Show every line in the records below that contains the word "Allah".

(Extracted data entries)
-- Start --

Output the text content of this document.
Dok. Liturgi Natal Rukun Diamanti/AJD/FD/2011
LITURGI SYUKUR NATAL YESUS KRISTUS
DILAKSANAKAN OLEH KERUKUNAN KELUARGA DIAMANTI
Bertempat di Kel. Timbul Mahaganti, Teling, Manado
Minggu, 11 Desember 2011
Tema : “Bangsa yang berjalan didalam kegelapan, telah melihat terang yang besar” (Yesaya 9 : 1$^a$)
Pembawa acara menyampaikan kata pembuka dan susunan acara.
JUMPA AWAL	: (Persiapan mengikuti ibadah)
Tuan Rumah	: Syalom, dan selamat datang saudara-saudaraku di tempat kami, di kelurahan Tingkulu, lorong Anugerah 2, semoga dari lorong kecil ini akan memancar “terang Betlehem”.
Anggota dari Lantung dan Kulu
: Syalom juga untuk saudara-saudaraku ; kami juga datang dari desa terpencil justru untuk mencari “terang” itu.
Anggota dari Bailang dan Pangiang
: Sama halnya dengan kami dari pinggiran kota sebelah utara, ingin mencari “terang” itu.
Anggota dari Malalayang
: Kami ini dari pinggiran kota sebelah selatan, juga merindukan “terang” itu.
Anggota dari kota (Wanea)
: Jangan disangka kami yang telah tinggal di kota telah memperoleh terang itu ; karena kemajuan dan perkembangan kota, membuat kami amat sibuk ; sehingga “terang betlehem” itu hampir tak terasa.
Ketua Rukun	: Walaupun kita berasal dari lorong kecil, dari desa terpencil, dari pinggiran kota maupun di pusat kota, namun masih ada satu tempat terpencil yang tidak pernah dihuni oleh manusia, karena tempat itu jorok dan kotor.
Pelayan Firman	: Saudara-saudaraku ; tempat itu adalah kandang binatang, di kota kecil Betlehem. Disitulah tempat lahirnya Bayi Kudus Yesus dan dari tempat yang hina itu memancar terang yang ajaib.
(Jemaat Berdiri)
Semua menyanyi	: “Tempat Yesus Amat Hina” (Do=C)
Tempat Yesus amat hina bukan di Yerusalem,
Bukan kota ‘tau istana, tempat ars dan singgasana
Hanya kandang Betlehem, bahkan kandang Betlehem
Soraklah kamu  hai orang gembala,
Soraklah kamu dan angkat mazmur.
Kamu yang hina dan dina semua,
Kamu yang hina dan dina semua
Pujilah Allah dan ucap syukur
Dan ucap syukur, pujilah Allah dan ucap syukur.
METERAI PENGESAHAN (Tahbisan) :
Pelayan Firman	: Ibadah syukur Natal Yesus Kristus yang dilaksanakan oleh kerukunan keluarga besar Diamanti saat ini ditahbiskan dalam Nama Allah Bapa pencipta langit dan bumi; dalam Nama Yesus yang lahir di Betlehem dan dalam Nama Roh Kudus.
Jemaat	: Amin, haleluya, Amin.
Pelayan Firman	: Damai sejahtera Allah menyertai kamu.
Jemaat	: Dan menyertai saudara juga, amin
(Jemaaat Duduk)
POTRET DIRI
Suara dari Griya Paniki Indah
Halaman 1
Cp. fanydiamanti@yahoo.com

-- End --

Answer to this problem |
Pujilah Allah dan ucap syukur
Dan ucap syukur, pujilah Allah dan ucap syukur.
Pelayan Firman	: Ibadah syukur Natal Yesus Kristus yang dilaksanakan oleh kerukunan keluarga besar Diamanti saat ini ditahbiskan dalam Nama Allah Bapa pencipta langit dan bumi; dalam Nama Yesus yang lahir di Betlehem dan dalam Nama Roh Kudus.
Pelayan Firman	: Damai sejahtera Allah menyertai kamu.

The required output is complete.